* **Problem details**: Search the records for "bedeutend". Copy every line where it appears.

* **Provided data**:

━━━━━━━━

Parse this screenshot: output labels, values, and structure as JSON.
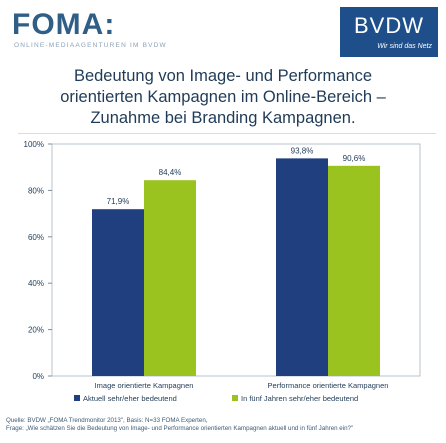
{
  "header": {
    "left_logo": "FOMA:",
    "left_logo_subtitle": "ONLINE-MEDIAAGENTUREN IM BVDW",
    "right_logo": "BVDW",
    "right_logo_tagline": "Wir sind das Netz"
  },
  "title": {
    "line1": "Bedeutung von Image- und Performance",
    "line2": "orientierten Kampagnen im Online-Bereich –",
    "line3": "Zunahme bei Branding Kampagnen."
  },
  "chart_data": {
    "type": "bar",
    "categories": [
      "Image orientierte Kampagnen",
      "Performance orientierte Kampagnen"
    ],
    "series": [
      {
        "name": "Aktuell sehr/eher bedeutend",
        "values": [
          71.9,
          93.8
        ],
        "labels": [
          "71,9%",
          "93,8%"
        ],
        "color": "#1f3f7e"
      },
      {
        "name": "In fünf Jahren sehr/eher bedeutend",
        "values": [
          84.4,
          90.6
        ],
        "labels": [
          "84,4%",
          "90,6%"
        ],
        "color": "#9bc31f"
      }
    ],
    "ylim": [
      0,
      100
    ],
    "yticks": [
      "0%",
      "20%",
      "40%",
      "60%",
      "80%",
      "100%"
    ],
    "legend": "bottom",
    "grid": false
  },
  "footer": {
    "source_line": "Quelle: BVDW „FOMA Trendmonitor 2013\", Basis: N=33 FOMA Experten,",
    "question_line": "Frage: „Wie schätzen Sie die Bedeutung von Image- und Performance orientierten Kampagnen aktuell und in fünf Jahren ein?\""
  },
  "colors": {
    "brand_blue": "#1f4f8a",
    "series_blue": "#1f3f7e",
    "series_green": "#9bc31f",
    "text": "#1f3b57"
  }
}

━━━━━━━━

* **Written answer**:
        "name": "Aktuell sehr/eher bedeutend",
        "name": "In fünf Jahren sehr/eher bedeutend",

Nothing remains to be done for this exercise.